_YOUR GOAL_: Each line that contains the string "Обновление" counts once; report how many such lines appear in the data, as a number only.

## start

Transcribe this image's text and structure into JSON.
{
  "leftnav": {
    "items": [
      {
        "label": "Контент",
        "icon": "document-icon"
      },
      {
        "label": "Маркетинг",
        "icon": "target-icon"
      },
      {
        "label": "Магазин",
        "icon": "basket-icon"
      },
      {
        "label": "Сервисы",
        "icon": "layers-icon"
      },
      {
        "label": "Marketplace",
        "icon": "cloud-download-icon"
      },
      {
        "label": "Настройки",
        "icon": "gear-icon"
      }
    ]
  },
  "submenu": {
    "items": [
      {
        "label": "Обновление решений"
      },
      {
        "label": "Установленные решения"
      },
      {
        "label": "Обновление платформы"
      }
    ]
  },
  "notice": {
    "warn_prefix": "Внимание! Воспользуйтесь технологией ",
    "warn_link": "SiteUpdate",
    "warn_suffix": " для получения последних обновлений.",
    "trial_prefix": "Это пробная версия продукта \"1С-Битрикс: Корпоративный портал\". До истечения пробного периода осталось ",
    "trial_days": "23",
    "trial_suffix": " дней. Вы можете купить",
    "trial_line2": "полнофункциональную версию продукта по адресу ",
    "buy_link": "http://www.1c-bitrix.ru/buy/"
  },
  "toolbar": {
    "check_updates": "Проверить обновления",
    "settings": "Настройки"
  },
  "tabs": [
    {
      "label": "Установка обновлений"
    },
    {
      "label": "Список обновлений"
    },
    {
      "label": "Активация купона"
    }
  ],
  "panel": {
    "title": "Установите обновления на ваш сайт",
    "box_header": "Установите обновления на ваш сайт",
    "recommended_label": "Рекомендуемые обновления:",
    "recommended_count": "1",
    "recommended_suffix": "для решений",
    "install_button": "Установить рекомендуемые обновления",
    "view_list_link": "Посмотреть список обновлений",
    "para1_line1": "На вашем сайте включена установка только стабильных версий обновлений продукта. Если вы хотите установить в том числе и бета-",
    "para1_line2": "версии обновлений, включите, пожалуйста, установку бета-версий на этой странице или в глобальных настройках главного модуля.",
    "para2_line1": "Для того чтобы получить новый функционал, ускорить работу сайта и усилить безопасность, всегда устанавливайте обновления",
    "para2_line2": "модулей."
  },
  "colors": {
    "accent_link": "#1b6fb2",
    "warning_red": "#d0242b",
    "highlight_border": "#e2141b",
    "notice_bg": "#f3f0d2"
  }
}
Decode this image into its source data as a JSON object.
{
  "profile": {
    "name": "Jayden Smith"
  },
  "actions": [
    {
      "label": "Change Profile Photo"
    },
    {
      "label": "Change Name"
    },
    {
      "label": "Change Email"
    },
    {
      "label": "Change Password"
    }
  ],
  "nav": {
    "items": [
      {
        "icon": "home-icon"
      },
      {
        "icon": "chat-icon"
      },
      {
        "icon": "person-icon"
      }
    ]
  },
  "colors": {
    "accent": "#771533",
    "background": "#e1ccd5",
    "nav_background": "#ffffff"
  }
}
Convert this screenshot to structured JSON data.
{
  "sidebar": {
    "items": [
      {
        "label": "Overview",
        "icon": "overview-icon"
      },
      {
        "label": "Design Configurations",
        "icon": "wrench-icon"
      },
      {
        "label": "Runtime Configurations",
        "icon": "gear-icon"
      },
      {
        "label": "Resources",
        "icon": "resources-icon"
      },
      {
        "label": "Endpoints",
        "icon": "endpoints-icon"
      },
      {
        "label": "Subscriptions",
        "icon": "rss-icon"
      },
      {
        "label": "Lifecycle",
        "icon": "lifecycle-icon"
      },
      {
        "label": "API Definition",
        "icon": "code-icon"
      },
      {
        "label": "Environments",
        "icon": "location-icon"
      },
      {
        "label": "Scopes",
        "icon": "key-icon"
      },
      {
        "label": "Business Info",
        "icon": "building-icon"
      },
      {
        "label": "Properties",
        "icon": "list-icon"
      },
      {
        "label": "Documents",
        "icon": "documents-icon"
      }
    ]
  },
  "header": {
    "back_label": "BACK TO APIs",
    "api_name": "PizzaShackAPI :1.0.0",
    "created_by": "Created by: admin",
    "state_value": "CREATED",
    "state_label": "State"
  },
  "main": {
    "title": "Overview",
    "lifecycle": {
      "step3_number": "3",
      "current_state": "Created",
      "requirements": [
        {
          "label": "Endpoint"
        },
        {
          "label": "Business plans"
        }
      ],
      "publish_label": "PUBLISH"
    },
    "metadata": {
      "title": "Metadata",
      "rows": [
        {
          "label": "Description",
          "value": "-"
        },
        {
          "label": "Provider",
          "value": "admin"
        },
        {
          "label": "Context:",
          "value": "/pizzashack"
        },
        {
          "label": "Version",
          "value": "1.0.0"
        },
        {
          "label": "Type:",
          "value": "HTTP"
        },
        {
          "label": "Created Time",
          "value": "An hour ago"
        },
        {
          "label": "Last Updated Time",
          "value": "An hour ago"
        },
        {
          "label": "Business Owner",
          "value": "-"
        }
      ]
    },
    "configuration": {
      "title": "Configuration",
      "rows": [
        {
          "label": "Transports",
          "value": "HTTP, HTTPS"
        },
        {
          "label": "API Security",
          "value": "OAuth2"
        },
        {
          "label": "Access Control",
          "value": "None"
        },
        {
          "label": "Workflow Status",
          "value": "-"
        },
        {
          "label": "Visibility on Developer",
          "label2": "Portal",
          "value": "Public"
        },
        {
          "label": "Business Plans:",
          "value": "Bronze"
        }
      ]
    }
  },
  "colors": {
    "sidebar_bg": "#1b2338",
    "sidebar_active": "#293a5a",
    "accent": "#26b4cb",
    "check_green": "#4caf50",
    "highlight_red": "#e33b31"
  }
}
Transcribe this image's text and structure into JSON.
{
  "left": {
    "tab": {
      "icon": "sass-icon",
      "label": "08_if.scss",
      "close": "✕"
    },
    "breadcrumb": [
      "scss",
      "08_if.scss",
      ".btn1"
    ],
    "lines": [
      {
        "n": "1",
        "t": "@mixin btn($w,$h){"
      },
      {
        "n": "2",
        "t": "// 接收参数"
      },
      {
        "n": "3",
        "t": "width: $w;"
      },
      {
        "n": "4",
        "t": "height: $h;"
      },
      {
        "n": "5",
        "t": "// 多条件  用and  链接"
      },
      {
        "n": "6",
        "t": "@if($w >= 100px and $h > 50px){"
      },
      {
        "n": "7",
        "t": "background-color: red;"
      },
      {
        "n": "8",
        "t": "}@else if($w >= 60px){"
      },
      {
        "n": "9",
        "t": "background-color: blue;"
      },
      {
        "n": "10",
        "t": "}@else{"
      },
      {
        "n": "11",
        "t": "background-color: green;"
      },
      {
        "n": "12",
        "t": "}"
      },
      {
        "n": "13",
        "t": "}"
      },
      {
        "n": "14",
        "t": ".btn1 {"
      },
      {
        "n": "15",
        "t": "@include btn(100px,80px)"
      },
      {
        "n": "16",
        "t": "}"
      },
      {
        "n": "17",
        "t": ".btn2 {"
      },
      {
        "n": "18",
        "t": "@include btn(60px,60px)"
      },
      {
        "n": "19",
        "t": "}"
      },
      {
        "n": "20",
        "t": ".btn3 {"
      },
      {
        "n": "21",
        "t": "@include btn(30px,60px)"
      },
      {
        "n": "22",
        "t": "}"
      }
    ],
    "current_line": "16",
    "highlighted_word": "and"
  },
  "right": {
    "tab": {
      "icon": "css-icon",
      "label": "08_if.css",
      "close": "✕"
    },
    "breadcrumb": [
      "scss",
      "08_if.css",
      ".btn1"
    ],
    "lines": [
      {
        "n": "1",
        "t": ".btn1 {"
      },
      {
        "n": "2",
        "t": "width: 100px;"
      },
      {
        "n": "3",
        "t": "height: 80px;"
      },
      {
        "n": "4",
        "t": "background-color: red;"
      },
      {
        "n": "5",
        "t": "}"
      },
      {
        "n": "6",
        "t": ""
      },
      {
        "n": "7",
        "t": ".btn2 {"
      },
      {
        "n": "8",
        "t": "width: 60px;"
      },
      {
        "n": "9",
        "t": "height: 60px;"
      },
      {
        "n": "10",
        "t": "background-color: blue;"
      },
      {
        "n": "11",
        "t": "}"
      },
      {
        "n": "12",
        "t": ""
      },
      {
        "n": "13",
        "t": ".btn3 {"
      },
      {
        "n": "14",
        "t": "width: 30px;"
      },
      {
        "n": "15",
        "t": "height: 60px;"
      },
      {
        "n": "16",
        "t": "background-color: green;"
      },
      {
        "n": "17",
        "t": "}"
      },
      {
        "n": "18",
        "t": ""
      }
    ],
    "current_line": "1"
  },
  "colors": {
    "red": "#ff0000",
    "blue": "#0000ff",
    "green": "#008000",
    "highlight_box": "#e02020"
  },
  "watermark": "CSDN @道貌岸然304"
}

## end

_RESPONSE BELOW_: 2